DATA FOR THE TASK >>
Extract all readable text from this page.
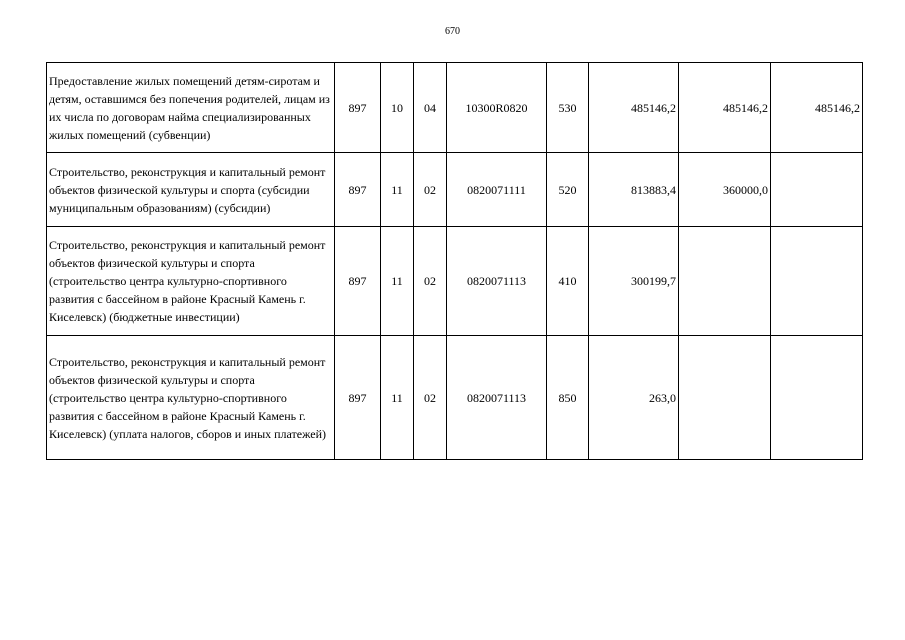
670
Предоставление жилых помещений детям-сиротам и детям, оставшимся без попечения родителей, лицам из их числа по договорам найма специализированных жилых помещений (субвенции)	897	10	04	10300R0820	530	485146,2	485146,2	485146,2
Строительство, реконструкция и капитальный ремонт объектов физической культуры и спорта (субсидии муниципальным образованиям) (субсидии)	897	11	02	0820071111	520	813883,4	360000,0	
Строительство, реконструкция и капитальный ремонт объектов физической культуры и спорта (строительство центра культурно-спортивного развития с бассейном в районе Красный Камень г. Киселевск) (бюджетные инвестиции)	897	11	02	0820071113	410	300199,7		
Строительство, реконструкция и капитальный ремонт объектов физической культуры и спорта (строительство центра культурно-спортивного развития с бассейном в районе Красный Камень г. Киселевск) (уплата налогов, сборов и иных платежей)	897	11	02	0820071113	850	263,0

GOAL OF THE EXERCISE >> Omit every picture, and otherwise quote the entries exactly.

FINISHED EXERCISE >>
Extract all readable text from this page.
670
Предоставление жилых помещений детям-сиротам и детям, оставшимся без попечения родителей, лицам из их числа по договорам найма специализированных жилых помещений (субвенции)	897	10	04	10300R0820	530	485146,2	485146,2	485146,2
Строительство, реконструкция и капитальный ремонт объектов физической культуры и спорта (субсидии муниципальным образованиям) (субсидии)	897	11	02	0820071111	520	813883,4	360000,0	
Строительство, реконструкция и капитальный ремонт объектов физической культуры и спорта (строительство центра культурно-спортивного развития с бассейном в районе Красный Камень г. Киселевск) (бюджетные инвестиции)	897	11	02	0820071113	410	300199,7		
Строительство, реконструкция и капитальный ремонт объектов физической культуры и спорта (строительство центра культурно-спортивного развития с бассейном в районе Красный Камень г. Киселевск) (уплата налогов, сборов и иных платежей)	897	11	02	0820071113	850	263,0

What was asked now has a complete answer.